» **Given request**:
Your job is to restate each entry word for word.

» **Available data**:
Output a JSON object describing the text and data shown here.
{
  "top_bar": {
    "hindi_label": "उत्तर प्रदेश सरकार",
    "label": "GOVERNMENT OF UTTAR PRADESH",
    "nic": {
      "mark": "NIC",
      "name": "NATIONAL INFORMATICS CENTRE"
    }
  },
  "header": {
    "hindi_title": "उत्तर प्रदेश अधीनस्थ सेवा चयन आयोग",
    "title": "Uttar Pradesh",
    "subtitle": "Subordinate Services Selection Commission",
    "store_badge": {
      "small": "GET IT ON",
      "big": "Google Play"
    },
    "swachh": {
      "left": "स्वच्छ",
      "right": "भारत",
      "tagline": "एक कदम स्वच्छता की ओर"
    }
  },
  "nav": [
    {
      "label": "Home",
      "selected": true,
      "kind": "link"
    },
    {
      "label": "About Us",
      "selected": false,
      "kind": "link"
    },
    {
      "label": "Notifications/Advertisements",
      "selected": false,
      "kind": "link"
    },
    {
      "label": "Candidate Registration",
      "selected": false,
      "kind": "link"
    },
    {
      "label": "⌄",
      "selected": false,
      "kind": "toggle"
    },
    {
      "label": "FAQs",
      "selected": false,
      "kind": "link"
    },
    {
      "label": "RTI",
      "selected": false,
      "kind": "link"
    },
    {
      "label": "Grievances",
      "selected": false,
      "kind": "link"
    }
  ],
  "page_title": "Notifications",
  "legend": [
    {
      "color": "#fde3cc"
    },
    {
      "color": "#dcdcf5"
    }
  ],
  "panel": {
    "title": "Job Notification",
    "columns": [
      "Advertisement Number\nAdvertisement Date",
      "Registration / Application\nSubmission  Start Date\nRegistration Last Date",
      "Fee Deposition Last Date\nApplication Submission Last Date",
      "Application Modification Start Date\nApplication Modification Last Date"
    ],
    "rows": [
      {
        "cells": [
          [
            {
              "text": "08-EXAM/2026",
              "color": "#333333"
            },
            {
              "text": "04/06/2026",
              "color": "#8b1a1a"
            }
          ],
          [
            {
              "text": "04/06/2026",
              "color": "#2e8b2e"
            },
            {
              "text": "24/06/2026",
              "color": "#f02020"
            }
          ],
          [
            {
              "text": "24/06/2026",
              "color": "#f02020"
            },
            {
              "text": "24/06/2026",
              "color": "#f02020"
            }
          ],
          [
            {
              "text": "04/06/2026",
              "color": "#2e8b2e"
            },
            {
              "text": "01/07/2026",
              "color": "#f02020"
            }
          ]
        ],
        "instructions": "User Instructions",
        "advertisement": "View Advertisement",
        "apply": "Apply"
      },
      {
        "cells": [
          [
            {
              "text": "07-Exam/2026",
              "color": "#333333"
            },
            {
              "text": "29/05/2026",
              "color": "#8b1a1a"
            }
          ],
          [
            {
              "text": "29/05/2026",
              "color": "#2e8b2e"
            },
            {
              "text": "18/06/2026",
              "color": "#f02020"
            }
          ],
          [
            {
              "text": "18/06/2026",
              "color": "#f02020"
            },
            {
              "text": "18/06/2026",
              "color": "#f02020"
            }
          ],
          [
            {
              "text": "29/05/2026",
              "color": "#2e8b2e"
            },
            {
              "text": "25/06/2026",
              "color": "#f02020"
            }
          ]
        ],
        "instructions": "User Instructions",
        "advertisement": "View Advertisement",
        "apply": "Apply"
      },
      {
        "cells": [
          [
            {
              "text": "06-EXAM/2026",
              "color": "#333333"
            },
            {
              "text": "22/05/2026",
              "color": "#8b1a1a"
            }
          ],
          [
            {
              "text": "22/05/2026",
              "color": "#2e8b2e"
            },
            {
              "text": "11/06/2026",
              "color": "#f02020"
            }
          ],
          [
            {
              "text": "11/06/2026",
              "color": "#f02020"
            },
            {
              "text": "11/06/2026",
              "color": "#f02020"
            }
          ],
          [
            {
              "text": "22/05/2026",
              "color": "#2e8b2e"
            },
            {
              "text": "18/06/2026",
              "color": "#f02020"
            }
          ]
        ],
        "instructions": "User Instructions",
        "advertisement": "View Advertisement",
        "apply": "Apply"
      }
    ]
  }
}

» **Written answer**:
Output a JSON object describing the text and data shown here.
{
  "top_bar": {
    "hindi_label": "उत्तर प्रदेश सरकार",
    "label": "GOVERNMENT OF UTTAR PRADESH",
    "nic": {
      "mark": "NIC",
      "name": "NATIONAL INFORMATICS CENTRE"
    }
  },
  "header": {
    "hindi_title": "उत्तर प्रदेश अधीनस्थ सेवा चयन आयोग",
    "title": "Uttar Pradesh",
    "subtitle": "Subordinate Services Selection Commission",
    "store_badge": {
      "small": "GET IT ON",
      "big": "Google Play"
    },
    "swachh": {
      "left": "स्वच्छ",
      "right": "भारत",
      "tagline": "एक कदम स्वच्छता की ओर"
    }
  },
  "nav": [
    {
      "label": "Home",
      "selected": true,
      "kind": "link"
    },
    {
      "label": "About Us",
      "selected": false,
      "kind": "link"
    },
    {
      "label": "Notifications/Advertisements",
      "selected": false,
      "kind": "link"
    },
    {
      "label": "Candidate Registration",
      "selected": false,
      "kind": "link"
    },
    {
      "label": "⌄",
      "selected": false,
      "kind": "toggle"
    },
    {
      "label": "FAQs",
      "selected": false,
      "kind": "link"
    },
    {
      "label": "RTI",
      "selected": false,
      "kind": "link"
    },
    {
      "label": "Grievances",
      "selected": false,
      "kind": "link"
    }
  ],
  "page_title": "Notifications",
  "legend": [
    {
      "color": "#fde3cc"
    },
    {
      "color": "#dcdcf5"
    }
  ],
  "panel": {
    "title": "Job Notification",
    "columns": [
      "Advertisement Number\nAdvertisement Date",
      "Registration / Application\nSubmission  Start Date\nRegistration Last Date",
      "Fee Deposition Last Date\nApplication Submission Last Date",
      "Application Modification Start Date\nApplication Modification Last Date"
    ],
    "rows": [
      {
        "cells": [
          [
            {
              "text": "08-EXAM/2026",
              "color": "#333333"
            },
            {
              "text": "04/06/2026",
              "color": "#8b1a1a"
            }
          ],
          [
            {
              "text": "04/06/2026",
              "color": "#2e8b2e"
            },
            {
              "text": "24/06/2026",
              "color": "#f02020"
            }
          ],
          [
            {
              "text": "24/06/2026",
              "color": "#f02020"
            },
            {
              "text": "24/06/2026",
              "color": "#f02020"
            }
          ],
          [
            {
              "text": "04/06/2026",
              "color": "#2e8b2e"
            },
            {
              "text": "01/07/2026",
              "color": "#f02020"
            }
          ]
        ],
        "instructions": "User Instructions",
        "advertisement": "View Advertisement",
        "apply": "Apply"
      },
      {
        "cells": [
          [
            {
              "text": "07-Exam/2026",
              "color": "#333333"
            },
            {
              "text": "29/05/2026",
              "color": "#8b1a1a"
            }
          ],
          [
            {
              "text": "29/05/2026",
              "color": "#2e8b2e"
            },
            {
              "text": "18/06/2026",
              "color": "#f02020"
            }
          ],
          [
            {
              "text": "18/06/2026",
              "color": "#f02020"
            },
            {
              "text": "18/06/2026",
              "color": "#f02020"
            }
          ],
          [
            {
              "text": "29/05/2026",
              "color": "#2e8b2e"
            },
            {
              "text": "25/06/2026",
              "color": "#f02020"
            }
          ]
        ],
        "instructions": "User Instructions",
        "advertisement": "View Advertisement",
        "apply": "Apply"
      },
      {
        "cells": [
          [
            {
              "text": "06-EXAM/2026",
              "color": "#333333"
            },
            {
              "text": "22/05/2026",
              "color": "#8b1a1a"
            }
          ],
          [
            {
              "text": "22/05/2026",
              "color": "#2e8b2e"
            },
            {
              "text": "11/06/2026",
              "color": "#f02020"
            }
          ],
          [
            {
              "text": "11/06/2026",
              "color": "#f02020"
            },
            {
              "text": "11/06/2026",
              "color": "#f02020"
            }
          ],
          [
            {
              "text": "22/05/2026",
              "color": "#2e8b2e"
            },
            {
              "text": "18/06/2026",
              "color": "#f02020"
            }
          ]
        ],
        "instructions": "User Instructions",
        "advertisement": "View Advertisement",
        "apply": "Apply"
      }
    ]
  }
}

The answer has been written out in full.